Ahora bien, para que esto sea posible el diálogo debe estar basado en el respeto mutuo. Es decir, quien dialoga debe dar razón de sus ideas y debe escuchar activamente, y de manera respetuosa, las opiniones y los argumentos de sus interlocutores. Sin este requisito el diálogo naufraga y se convierte en un mero monólogo egocéntrico.

No hay un verdadero diálogo sin interés por las otras personas y sus ideas, porque todo diálogo, en última instancia, se nutre tanto de pensamientos como de emociones.

En este sentido, el diálogo, además de ser un método de conocimiento, es una forma de relación generosa con los demás. Es decir, el diálogo es siempre un espacio de comunicación en el que se hace transparente un nivel de contenido y un nivel de relación.

** Preguntas por responder **
a. ¿Puedes copiar sin cambios el fragmento del texto sobre el diálogo que va desde "Ahora bien, para" hasta "nivel de relación.", con ambos incluidos?
b. ¿Cómo seguiría el texto sobre el diálogo? Escribe lo que viene a continuación de su última oración.
Los registros no guardan relación con el texto sobre el diálogo.

** Datos para examinar **
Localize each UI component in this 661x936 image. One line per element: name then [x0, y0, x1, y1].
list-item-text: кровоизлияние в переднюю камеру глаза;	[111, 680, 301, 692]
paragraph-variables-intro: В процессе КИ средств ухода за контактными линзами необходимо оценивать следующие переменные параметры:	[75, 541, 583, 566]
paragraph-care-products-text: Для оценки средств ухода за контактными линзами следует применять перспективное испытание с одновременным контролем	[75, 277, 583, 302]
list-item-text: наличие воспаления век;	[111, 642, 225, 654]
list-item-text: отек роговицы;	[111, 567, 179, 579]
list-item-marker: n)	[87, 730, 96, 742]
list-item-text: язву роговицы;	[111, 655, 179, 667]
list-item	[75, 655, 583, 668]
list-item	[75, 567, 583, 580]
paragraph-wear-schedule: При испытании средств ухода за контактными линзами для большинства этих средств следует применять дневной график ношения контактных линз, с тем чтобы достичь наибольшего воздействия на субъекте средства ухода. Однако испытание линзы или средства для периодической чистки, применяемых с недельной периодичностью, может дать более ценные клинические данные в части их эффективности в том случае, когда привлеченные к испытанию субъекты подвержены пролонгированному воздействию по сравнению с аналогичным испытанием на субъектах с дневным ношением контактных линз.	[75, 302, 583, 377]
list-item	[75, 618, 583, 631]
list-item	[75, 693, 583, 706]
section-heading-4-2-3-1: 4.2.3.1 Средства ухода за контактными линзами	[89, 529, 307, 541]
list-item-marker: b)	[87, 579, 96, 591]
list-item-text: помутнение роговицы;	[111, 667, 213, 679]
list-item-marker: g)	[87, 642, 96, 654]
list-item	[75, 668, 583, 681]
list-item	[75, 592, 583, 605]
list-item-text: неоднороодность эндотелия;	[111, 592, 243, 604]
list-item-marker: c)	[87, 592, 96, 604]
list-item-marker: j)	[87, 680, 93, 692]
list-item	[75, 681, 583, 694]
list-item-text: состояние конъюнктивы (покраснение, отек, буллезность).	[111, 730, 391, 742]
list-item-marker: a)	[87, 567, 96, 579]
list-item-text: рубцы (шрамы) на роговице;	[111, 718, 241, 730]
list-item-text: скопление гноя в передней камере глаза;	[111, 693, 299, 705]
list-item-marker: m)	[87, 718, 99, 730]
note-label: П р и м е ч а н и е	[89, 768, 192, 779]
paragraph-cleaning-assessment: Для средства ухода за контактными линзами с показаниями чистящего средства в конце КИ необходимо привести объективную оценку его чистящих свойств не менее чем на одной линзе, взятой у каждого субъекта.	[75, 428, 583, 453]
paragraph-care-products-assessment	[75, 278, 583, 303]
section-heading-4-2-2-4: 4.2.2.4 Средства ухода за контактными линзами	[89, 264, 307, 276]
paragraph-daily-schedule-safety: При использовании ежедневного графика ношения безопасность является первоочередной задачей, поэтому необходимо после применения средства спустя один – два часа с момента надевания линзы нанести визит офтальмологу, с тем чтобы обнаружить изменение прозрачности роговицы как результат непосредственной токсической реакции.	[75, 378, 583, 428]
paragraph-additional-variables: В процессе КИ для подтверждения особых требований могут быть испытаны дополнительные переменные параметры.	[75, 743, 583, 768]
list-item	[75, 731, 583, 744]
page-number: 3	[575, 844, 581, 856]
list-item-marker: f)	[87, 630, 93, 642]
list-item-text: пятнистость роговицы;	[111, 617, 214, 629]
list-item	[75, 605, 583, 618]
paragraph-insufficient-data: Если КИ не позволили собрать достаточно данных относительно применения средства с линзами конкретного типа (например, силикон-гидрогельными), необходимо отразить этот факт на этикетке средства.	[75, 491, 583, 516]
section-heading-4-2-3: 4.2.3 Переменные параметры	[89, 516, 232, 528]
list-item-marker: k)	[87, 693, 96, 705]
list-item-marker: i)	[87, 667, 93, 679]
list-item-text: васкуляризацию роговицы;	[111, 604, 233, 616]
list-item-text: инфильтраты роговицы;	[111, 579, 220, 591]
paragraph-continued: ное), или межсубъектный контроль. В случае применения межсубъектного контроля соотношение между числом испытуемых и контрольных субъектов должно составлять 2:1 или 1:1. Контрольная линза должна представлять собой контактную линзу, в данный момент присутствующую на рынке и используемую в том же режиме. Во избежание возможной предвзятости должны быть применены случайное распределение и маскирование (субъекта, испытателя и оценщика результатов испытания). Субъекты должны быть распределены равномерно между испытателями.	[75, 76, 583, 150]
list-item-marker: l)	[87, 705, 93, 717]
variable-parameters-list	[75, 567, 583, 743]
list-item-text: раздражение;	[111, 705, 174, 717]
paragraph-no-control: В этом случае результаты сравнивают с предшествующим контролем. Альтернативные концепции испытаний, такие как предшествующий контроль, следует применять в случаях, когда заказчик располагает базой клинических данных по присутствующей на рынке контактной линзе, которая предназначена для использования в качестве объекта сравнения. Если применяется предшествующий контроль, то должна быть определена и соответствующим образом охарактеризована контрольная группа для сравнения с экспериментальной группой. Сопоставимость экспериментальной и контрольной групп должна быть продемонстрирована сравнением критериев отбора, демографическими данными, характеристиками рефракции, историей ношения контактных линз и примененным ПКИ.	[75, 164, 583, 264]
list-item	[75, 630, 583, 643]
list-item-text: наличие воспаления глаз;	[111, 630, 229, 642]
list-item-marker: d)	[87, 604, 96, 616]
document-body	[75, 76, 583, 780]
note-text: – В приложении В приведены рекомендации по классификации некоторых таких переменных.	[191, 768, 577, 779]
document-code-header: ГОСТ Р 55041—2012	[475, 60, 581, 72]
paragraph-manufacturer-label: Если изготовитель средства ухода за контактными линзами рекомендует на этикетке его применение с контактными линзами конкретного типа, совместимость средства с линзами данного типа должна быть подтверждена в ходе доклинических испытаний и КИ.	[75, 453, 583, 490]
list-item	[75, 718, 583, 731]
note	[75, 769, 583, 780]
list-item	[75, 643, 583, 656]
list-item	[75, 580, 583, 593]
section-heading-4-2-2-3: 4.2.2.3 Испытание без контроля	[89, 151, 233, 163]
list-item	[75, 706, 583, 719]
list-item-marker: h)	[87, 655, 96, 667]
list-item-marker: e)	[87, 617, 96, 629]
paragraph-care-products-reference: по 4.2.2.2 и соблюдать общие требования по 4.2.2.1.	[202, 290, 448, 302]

** Respuestas **
a.
Ahora bien, para que esto sea posible el diálogo debe estar basado en el respeto mutuo. Es decir, quien dialoga debe dar razón de sus ideas y debe escuchar activamente, y de manera respetuosa, las opiniones y los argumentos de sus interlocutores. Sin este requisito el diálogo naufraga y se convierte en un mero monólogo egocéntrico.

No hay un verdadero diálogo sin interés por las otras personas y sus ideas, porque todo diálogo, en última instancia, se nutre tanto de pensamientos como de emociones.

En este sentido, el diálogo, además de ser un método de conocimiento, es una forma de relación generosa con los demás. Es decir, el diálogo es siempre un espacio de comunicación en el que se hace transparente un nivel de contenido y un nivel de relación.

b.
En efecto, cuando hablamos con otras personas nos movemos, necesariamente, en un doble registro; el directamente ligado al significado de las palabras, y el vinculado a la manera en que el mensaje ha sido formulado.[6]

Así pues, cuando participamos en un diálogo que funciona realmente bien, nos damos cuenta de que confluyen de manera armoniosa dos requisitos. Por un lado, observamos que hay unos contenidos argumentales que se van modelando en la relación dinámica y fecunda que se establece entre los diferentes interlocutores que se esfuerzan por dar respuesta a las cuestiones planteadas. En este sentido, el diálogo se manifiesta como una activa vía de investigación racional. Por otra parte, lo que decimos y cómo lo decimos se va construyendo sobre la base de la empatía y el respeto, de tal manera que el diálogo, a pesar de las opiniones contrapuestas, refuerza los lazos afectivos, y uno se siente parte de un grupo que, además de palabras, comparte un saludable vínculo personal.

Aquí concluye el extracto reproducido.